---------- Dataset extract ----------

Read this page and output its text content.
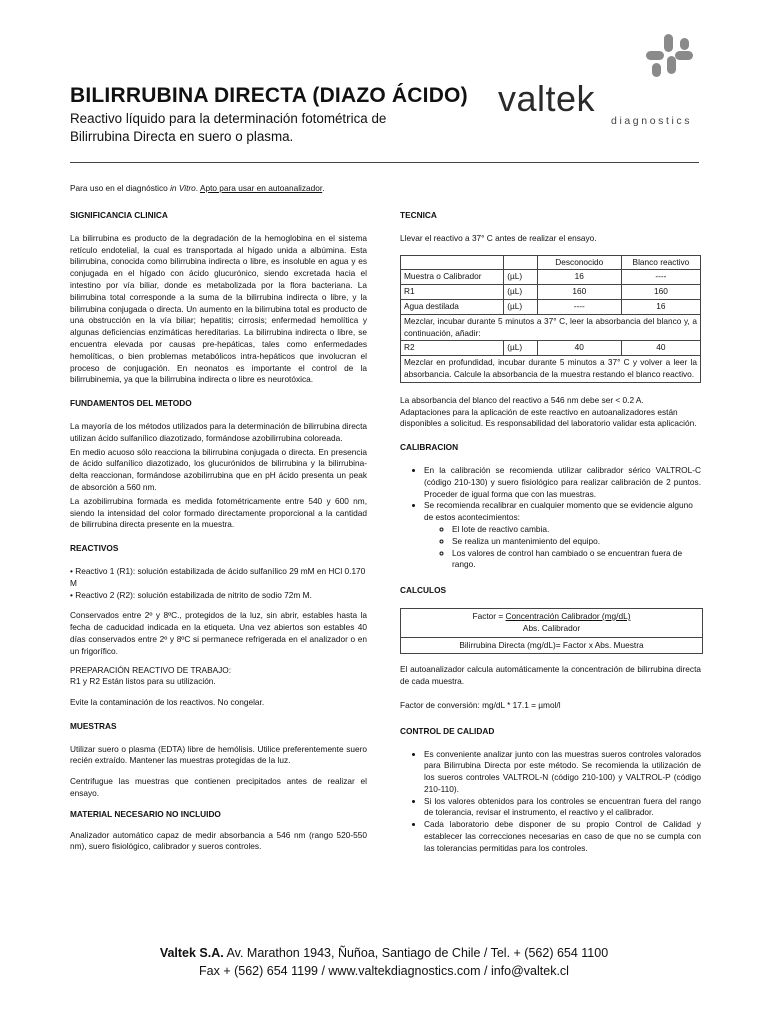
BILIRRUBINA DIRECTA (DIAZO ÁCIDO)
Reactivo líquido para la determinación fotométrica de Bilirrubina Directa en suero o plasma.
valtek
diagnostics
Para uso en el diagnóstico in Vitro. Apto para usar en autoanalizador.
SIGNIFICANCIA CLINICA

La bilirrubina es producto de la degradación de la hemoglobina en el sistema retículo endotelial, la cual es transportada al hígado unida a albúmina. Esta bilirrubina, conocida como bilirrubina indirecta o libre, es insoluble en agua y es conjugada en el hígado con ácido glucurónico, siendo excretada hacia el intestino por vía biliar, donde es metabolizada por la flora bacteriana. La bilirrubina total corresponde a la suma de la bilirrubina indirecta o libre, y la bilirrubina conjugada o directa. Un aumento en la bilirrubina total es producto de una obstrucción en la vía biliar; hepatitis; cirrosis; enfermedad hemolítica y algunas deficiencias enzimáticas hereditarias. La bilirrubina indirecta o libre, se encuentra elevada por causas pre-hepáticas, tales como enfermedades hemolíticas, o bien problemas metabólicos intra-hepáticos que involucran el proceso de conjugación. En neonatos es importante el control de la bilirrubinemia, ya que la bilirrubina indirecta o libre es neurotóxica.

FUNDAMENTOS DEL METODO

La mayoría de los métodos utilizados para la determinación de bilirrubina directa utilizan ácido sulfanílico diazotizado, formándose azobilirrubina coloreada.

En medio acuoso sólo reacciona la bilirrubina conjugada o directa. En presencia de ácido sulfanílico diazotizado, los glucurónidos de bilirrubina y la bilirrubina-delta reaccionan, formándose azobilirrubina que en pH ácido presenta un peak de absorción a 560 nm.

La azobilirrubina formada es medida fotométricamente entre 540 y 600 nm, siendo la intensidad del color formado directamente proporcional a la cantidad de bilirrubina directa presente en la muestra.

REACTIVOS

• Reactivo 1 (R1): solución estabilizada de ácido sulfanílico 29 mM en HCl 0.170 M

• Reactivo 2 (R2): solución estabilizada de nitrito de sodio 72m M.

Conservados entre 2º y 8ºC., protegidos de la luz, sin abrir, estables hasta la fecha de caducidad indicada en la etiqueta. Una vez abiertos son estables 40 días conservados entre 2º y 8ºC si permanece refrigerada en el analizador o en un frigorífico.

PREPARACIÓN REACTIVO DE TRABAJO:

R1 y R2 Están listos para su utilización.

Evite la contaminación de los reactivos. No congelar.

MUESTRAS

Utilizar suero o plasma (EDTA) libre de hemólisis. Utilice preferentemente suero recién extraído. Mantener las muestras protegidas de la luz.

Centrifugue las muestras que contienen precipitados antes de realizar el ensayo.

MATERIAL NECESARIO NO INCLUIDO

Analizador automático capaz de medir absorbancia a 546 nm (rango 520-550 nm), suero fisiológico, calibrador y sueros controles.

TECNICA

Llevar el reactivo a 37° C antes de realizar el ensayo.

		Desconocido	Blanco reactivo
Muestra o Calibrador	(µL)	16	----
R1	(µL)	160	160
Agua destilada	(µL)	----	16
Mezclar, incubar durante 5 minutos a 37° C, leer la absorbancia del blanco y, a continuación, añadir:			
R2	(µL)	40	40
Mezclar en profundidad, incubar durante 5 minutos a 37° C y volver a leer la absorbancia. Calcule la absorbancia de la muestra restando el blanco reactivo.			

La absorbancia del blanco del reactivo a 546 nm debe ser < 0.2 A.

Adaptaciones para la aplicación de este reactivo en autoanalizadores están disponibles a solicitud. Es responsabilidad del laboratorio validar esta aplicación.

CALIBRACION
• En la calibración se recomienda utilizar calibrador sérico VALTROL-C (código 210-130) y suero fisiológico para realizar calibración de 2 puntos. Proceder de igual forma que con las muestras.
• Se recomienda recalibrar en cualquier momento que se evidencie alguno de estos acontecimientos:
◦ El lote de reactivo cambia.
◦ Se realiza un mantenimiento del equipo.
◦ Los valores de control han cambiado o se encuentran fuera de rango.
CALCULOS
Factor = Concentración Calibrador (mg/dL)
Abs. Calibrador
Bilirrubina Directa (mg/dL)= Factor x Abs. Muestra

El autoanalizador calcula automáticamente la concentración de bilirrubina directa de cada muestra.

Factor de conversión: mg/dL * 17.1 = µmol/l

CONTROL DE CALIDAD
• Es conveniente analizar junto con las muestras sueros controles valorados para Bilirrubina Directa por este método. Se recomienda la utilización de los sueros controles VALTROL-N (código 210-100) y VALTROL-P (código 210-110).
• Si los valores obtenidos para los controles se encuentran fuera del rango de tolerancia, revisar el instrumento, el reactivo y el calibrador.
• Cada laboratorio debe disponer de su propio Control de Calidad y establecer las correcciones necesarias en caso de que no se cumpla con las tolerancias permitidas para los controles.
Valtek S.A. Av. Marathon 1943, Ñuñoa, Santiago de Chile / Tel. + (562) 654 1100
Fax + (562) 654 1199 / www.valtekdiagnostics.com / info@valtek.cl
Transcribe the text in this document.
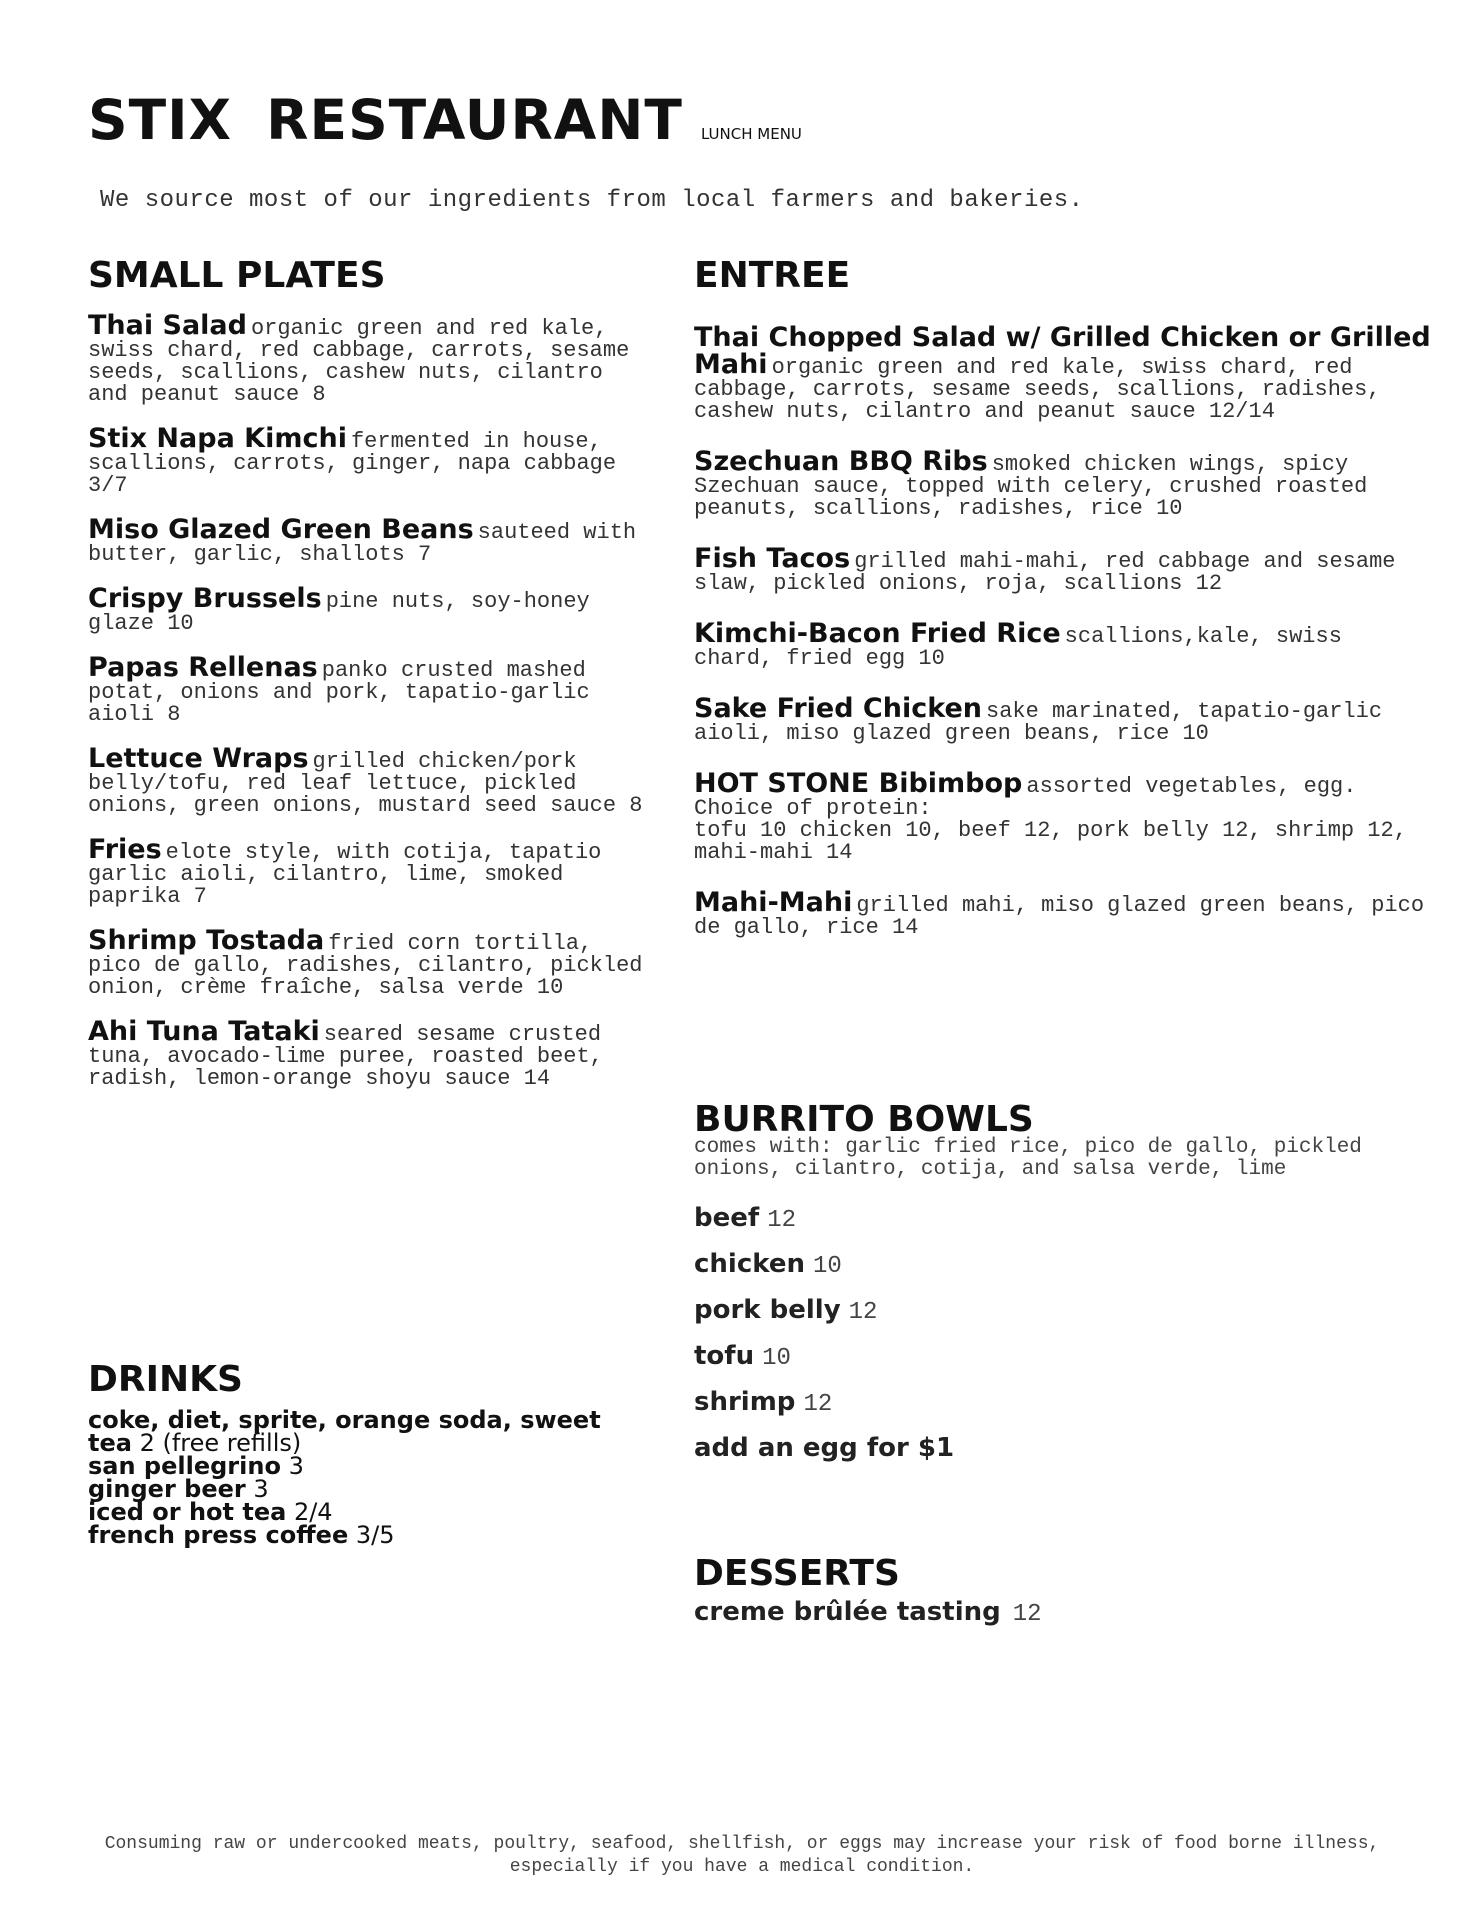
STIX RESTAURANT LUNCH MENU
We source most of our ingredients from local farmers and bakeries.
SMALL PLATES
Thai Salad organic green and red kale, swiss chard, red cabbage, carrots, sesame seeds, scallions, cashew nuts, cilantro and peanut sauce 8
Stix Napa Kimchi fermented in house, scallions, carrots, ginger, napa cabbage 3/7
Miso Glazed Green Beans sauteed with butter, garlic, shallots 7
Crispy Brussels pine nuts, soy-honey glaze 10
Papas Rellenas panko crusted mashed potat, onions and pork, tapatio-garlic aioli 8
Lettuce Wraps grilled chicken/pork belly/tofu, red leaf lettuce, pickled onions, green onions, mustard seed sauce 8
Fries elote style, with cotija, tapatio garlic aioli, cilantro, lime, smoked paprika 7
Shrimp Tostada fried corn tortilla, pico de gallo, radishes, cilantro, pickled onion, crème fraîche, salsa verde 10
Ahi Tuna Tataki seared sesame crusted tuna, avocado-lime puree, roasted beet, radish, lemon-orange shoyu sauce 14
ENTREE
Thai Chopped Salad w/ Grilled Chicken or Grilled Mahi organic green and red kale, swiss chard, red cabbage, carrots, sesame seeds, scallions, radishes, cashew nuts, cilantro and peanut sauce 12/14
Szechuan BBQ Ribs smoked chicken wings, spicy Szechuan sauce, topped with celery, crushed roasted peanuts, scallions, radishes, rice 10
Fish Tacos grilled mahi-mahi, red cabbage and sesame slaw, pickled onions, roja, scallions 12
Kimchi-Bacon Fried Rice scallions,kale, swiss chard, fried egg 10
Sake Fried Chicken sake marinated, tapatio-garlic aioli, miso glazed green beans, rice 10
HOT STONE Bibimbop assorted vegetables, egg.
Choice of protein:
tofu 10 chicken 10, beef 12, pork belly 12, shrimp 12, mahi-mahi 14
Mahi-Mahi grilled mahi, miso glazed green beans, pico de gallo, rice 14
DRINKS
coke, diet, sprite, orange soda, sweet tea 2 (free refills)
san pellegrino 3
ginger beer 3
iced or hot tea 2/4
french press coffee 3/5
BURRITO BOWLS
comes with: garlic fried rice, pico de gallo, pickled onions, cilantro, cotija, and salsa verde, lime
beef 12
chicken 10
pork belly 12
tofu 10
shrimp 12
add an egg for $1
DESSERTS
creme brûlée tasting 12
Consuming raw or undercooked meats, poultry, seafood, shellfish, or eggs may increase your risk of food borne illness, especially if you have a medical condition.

----------

## Problem
Throughout the records above, find the lines in which the word "cotija" appears and return them.

## Task result
Fries elote style, with cotija, tapatio garlic aioli, cilantro, lime, smoked paprika 7
comes with: garlic fried rice, pico de gallo, pickled onions, cilantro, cotija, and salsa verde, lime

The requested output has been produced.